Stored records
- - - - -

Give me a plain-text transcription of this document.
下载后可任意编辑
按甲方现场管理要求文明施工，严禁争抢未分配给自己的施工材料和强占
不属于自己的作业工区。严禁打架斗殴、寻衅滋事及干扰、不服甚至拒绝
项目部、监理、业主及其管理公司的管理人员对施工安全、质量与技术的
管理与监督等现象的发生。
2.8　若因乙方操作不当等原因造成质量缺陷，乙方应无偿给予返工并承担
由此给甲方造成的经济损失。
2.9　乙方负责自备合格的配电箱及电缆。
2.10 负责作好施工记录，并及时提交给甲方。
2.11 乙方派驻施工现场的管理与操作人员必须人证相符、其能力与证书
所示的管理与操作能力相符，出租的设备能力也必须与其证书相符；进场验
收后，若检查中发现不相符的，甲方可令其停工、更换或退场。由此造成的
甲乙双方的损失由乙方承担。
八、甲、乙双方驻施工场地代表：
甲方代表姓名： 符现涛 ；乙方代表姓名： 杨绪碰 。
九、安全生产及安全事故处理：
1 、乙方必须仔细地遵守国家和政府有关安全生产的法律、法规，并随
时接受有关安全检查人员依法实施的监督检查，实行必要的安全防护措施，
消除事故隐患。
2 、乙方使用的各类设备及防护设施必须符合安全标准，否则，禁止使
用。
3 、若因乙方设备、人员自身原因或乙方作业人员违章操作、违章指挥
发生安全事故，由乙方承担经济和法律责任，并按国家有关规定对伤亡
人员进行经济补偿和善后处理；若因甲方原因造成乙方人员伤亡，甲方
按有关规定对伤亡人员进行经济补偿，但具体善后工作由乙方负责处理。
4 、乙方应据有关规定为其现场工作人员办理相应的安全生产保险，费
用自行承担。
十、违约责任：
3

- - - - -

**PROBLEM TO WORK ON:**
Your task is to transcribe the listing above in full, exactly as given.

**EXERCISE RESULT:**
Give me a plain-text transcription of this document.
下载后可任意编辑
按甲方现场管理要求文明施工，严禁争抢未分配给自己的施工材料和强占
不属于自己的作业工区。严禁打架斗殴、寻衅滋事及干扰、不服甚至拒绝
项目部、监理、业主及其管理公司的管理人员对施工安全、质量与技术的
管理与监督等现象的发生。
2.8　若因乙方操作不当等原因造成质量缺陷，乙方应无偿给予返工并承担
由此给甲方造成的经济损失。
2.9　乙方负责自备合格的配电箱及电缆。
2.10 负责作好施工记录，并及时提交给甲方。
2.11 乙方派驻施工现场的管理与操作人员必须人证相符、其能力与证书
所示的管理与操作能力相符，出租的设备能力也必须与其证书相符；进场验
收后，若检查中发现不相符的，甲方可令其停工、更换或退场。由此造成的
甲乙双方的损失由乙方承担。
八、甲、乙双方驻施工场地代表：
甲方代表姓名： 符现涛 ；乙方代表姓名： 杨绪碰 。
九、安全生产及安全事故处理：
1 、乙方必须仔细地遵守国家和政府有关安全生产的法律、法规，并随
时接受有关安全检查人员依法实施的监督检查，实行必要的安全防护措施，
消除事故隐患。
2 、乙方使用的各类设备及防护设施必须符合安全标准，否则，禁止使
用。
3 、若因乙方设备、人员自身原因或乙方作业人员违章操作、违章指挥
发生安全事故，由乙方承担经济和法律责任，并按国家有关规定对伤亡
人员进行经济补偿和善后处理；若因甲方原因造成乙方人员伤亡，甲方
按有关规定对伤亡人员进行经济补偿，但具体善后工作由乙方负责处理。
4 、乙方应据有关规定为其现场工作人员办理相应的安全生产保险，费
用自行承担。
十、违约责任：
3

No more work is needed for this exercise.